## Start Given records

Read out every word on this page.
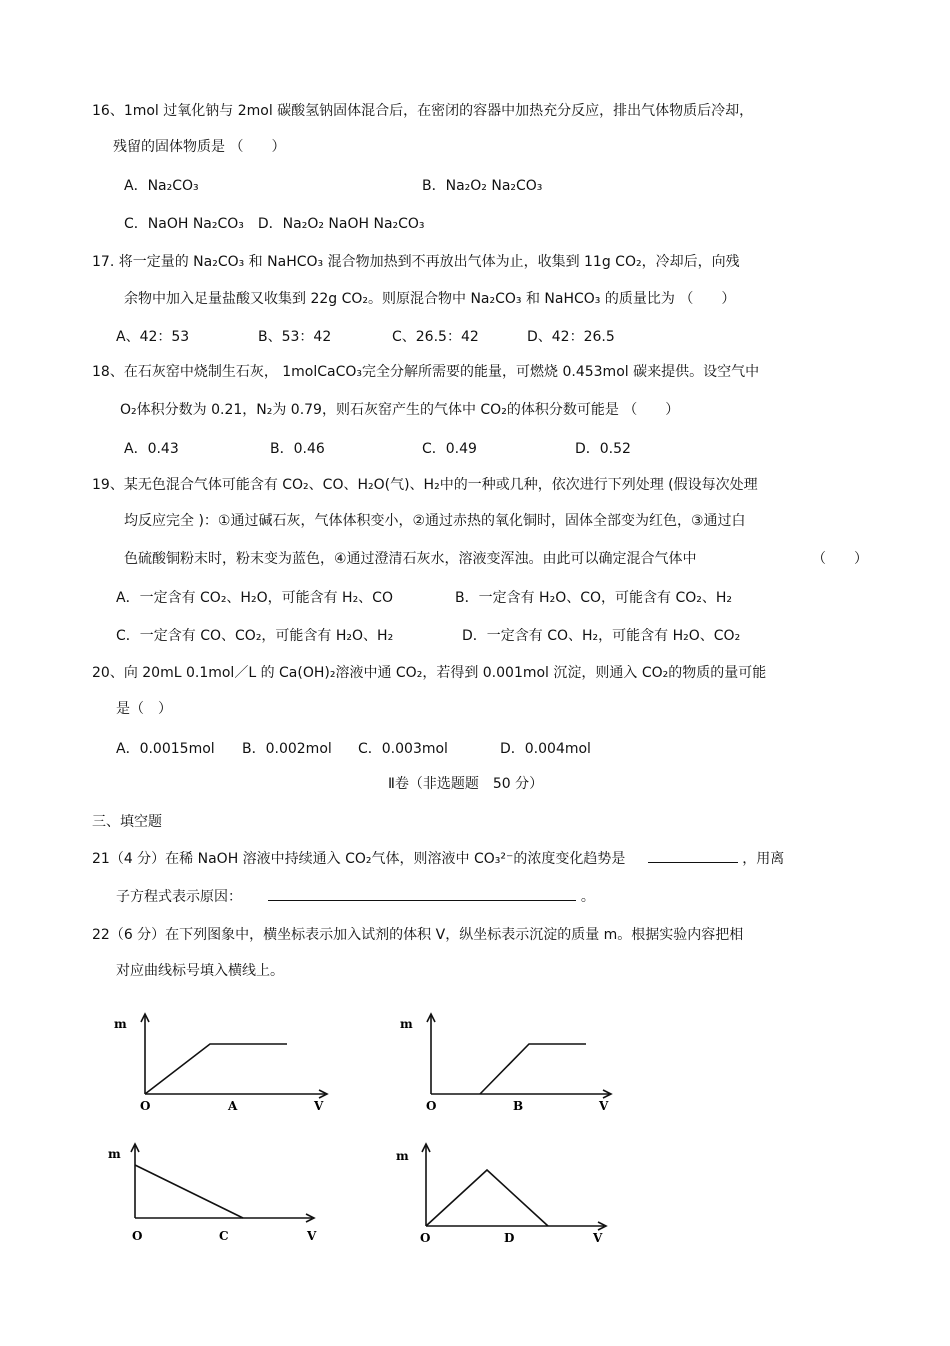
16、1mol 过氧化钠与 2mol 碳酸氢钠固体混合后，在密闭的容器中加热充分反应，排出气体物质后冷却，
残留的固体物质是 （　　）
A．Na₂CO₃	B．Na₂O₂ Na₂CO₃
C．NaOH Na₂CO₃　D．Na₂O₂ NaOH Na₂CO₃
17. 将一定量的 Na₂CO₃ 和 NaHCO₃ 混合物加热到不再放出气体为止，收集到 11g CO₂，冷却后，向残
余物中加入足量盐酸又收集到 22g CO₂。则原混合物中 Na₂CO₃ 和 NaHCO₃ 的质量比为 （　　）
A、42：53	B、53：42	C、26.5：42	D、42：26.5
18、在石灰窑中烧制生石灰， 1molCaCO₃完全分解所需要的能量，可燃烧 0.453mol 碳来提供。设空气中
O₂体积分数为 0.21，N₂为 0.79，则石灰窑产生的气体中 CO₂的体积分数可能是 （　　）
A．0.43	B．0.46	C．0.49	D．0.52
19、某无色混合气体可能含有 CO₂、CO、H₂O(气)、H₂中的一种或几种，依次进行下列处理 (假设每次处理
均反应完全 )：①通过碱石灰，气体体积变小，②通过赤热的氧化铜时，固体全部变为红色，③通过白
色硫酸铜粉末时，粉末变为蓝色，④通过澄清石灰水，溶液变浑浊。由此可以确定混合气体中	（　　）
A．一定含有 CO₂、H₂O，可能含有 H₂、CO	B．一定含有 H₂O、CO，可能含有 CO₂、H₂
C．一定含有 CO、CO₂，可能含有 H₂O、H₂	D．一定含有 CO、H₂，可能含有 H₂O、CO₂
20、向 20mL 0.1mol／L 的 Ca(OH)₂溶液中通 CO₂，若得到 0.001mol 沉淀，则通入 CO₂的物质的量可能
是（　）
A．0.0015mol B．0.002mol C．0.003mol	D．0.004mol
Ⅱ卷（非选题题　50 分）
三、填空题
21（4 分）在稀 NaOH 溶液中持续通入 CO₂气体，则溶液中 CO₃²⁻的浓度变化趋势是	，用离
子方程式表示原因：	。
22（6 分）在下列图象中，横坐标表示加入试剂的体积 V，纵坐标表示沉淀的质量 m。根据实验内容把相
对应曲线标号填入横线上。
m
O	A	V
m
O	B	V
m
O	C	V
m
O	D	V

## End Given records
## Start Given records

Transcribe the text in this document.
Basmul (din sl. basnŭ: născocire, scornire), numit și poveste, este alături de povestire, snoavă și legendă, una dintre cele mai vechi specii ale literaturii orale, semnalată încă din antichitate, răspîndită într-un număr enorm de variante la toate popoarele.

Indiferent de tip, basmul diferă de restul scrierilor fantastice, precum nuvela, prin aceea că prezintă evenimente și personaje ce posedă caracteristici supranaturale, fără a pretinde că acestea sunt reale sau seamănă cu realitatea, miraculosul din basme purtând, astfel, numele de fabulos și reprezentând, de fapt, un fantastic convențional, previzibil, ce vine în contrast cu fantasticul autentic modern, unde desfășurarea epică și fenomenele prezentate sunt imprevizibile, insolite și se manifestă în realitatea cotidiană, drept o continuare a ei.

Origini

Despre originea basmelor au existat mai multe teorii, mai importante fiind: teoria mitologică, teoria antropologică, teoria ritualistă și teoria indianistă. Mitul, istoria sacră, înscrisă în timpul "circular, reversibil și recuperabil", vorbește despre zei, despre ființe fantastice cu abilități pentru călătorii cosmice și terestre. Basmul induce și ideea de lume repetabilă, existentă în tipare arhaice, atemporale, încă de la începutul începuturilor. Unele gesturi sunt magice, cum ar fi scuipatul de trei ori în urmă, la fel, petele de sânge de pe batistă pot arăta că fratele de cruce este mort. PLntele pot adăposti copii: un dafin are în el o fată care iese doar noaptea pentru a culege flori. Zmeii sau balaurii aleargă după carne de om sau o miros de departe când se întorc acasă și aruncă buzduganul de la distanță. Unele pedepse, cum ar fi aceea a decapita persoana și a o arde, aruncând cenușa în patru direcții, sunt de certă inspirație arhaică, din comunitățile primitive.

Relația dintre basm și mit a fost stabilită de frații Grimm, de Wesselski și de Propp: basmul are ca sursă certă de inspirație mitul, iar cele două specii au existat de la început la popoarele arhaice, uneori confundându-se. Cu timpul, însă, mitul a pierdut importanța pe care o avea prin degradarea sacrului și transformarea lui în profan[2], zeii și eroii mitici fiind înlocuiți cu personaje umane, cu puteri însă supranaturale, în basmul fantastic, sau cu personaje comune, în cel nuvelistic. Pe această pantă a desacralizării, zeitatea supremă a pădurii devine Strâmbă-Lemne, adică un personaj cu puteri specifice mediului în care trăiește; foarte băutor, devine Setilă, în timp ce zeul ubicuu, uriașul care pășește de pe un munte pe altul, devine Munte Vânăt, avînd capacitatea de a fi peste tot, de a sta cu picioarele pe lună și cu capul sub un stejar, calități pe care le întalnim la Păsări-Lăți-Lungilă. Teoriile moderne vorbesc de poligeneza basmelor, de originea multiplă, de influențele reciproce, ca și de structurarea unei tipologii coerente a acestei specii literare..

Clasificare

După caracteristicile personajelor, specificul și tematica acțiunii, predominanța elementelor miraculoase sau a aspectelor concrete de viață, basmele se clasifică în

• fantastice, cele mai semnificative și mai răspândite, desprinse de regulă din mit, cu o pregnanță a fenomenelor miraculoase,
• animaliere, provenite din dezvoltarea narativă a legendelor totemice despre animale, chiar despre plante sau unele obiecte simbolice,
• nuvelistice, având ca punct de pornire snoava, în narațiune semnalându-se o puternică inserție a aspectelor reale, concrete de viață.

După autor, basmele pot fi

## End Given records

Problem to work on
Make a list of all lines in the data that contain "despre".

Complete response
Despre originea basmelor au existat mai multe teorii, mai importante fiind: teoria mitologică, teoria antropologică, teoria ritualistă și teoria indianistă. Mitul, istoria sacră, înscrisă în timpul "circular, reversibil și recuperabil", vorbește despre zei, despre ființe fantastice cu abilități pentru călătorii cosmice și terestre. Basmul induce și ideea de lume repetabilă, existentă în tipare arhaice, atemporale, încă de la începutul începuturilor. Unele gesturi sunt magice, cum ar fi scuipatul de trei ori în urmă, la fel, petele de sânge de pe batistă pot arăta că fratele de cruce este mort. PLntele pot adăposti copii: un dafin are în el o fată care iese doar noaptea pentru a culege flori. Zmeii sau balaurii aleargă după carne de om sau o miros de departe când se întorc acasă și aruncă buzduganul de la distanță. Unele pedepse, cum ar fi aceea a decapita persoana și a o arde, aruncând cenușa în patru direcții, sunt de certă inspirație arhaică, din comunitățile primitive.
• animaliere, provenite din dezvoltarea narativă a legendelor totemice despre animale, chiar despre plante sau unele obiecte simbolice,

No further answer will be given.